▶ Exercise description:
Tell me how many lines hold "Make", please, using only the number.

▶ Recorded data:
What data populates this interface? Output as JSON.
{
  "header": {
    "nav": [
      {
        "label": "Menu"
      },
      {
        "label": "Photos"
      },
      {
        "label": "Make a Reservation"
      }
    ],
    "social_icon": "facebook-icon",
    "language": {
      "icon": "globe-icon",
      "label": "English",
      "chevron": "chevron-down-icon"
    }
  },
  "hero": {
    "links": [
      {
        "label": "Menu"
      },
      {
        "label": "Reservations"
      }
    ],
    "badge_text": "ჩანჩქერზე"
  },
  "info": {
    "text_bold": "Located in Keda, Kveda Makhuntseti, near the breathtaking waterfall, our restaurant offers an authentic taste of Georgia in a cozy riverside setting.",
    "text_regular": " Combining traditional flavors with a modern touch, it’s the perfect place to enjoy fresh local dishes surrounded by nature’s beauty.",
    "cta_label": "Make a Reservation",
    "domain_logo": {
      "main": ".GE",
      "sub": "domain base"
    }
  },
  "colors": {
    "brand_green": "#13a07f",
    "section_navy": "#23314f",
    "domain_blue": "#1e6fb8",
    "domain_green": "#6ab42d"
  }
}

▶ Complete output:
2